— Start RECORDED DATA —

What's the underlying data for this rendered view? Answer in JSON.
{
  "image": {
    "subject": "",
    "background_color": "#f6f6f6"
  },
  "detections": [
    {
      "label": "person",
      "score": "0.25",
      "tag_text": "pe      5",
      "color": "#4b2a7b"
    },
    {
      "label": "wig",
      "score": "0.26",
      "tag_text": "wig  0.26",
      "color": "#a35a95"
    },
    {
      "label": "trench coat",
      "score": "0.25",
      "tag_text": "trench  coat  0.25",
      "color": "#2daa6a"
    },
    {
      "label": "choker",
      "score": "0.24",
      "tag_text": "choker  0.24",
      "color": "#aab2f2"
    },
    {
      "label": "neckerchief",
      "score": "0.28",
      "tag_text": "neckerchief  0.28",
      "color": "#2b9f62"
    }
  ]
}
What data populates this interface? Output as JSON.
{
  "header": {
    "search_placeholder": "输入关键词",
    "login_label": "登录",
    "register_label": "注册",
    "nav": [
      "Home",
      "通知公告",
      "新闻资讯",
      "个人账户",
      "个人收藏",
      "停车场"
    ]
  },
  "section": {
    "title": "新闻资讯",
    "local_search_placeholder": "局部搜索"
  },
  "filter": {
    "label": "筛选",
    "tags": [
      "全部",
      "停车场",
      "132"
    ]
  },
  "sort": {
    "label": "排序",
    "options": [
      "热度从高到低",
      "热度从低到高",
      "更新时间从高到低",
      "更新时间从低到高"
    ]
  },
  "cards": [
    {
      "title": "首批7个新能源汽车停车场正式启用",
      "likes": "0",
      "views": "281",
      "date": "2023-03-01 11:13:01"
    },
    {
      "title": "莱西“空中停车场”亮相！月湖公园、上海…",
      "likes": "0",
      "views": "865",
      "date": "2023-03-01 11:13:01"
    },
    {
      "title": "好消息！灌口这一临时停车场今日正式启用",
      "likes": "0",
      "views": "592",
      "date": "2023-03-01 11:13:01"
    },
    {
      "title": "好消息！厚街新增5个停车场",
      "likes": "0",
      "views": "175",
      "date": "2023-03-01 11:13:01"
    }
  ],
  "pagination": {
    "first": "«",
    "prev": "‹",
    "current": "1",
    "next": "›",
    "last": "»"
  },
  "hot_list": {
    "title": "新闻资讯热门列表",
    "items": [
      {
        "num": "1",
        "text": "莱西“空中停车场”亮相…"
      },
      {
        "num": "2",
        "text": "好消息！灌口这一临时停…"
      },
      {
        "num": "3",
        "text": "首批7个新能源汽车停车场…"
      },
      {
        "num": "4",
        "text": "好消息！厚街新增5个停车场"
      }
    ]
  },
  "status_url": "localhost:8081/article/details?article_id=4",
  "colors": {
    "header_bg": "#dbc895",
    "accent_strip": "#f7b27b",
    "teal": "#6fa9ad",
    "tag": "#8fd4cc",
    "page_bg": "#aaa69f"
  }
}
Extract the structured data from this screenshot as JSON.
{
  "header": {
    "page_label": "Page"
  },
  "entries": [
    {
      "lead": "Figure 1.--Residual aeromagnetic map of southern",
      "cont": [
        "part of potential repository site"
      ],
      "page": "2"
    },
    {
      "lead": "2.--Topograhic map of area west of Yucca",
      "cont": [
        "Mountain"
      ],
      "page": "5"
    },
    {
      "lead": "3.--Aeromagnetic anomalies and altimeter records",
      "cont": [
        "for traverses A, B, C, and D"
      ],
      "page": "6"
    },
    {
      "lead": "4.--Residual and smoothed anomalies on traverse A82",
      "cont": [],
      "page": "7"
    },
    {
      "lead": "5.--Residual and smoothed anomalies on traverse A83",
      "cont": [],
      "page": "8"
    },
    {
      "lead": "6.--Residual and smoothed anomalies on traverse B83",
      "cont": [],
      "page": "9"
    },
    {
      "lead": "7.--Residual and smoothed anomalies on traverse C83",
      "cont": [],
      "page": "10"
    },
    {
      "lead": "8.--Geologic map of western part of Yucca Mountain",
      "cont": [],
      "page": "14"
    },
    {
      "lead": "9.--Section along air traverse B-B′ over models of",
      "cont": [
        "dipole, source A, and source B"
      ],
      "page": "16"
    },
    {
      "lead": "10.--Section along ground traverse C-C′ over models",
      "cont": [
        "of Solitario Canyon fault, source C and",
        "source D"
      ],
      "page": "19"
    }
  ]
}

— End RECORDED DATA —

PROBLEM TO SOLVE
Identify each line in the entries with the word "over" and copy it.

COMPLETE OUTPUT
      "lead": "9.--Section along air traverse B-B′ over models of",
      "lead": "10.--Section along ground traverse C-C′ over models",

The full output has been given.